Task to complete
Reproduce all the entries exactly and keep the pictures out.

Extracted entries
# # # # #

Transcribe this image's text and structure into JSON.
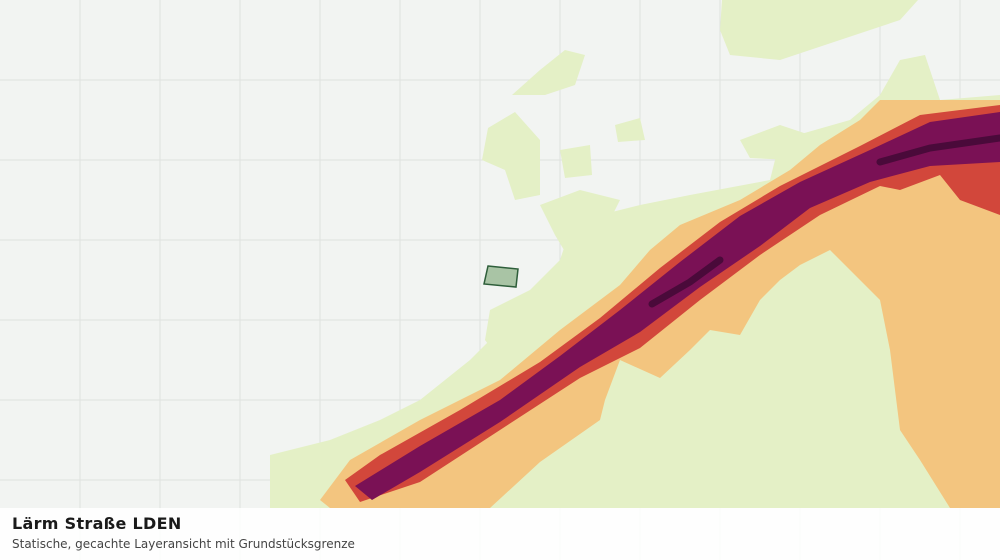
{
  "map": {
    "title": "Lärm Straße LDEN",
    "subtitle": "Statische, gecachte Layeransicht mit Grundstücksgrenze"
  }
}
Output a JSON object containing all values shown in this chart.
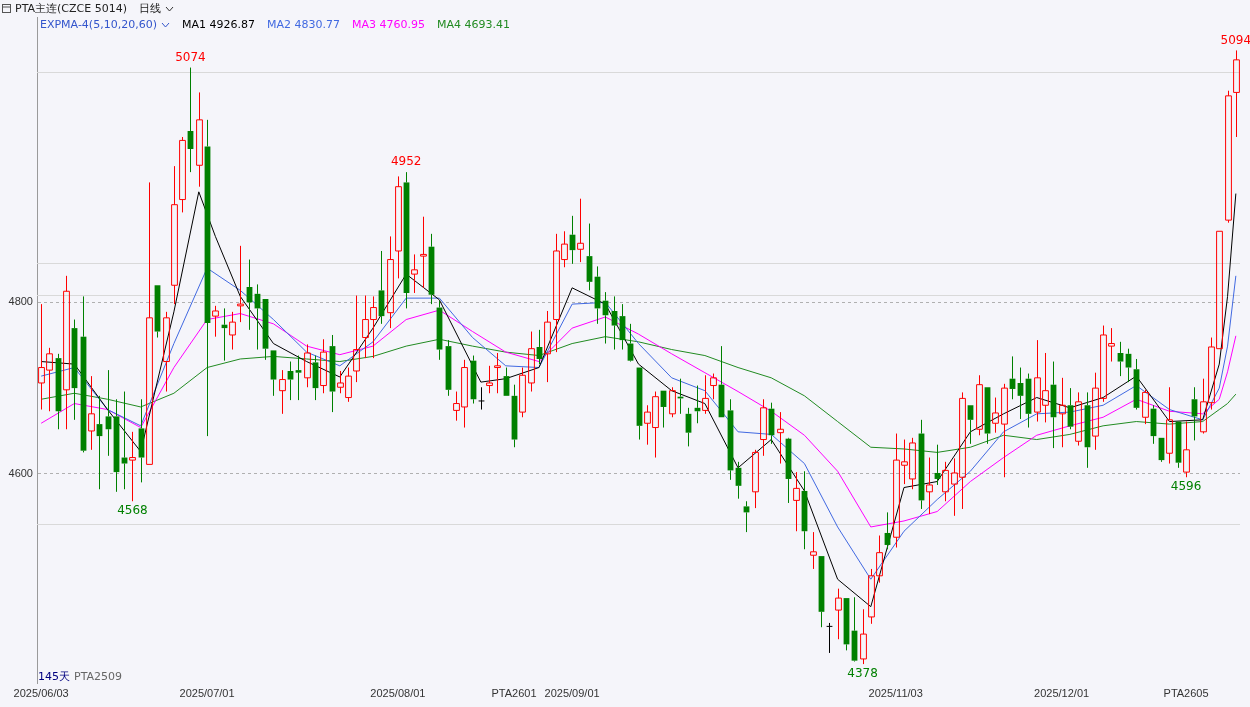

# # # # #

Task answer
Transcribe this image's text and structure into JSON.
{
  "map": {
    "title": "Lärm Straße LDEN",
    "subtitle": "Statische, gecachte Layeransicht mit Grundstücksgrenze"
  }
}
Output a JSON object containing all values shown in this chart.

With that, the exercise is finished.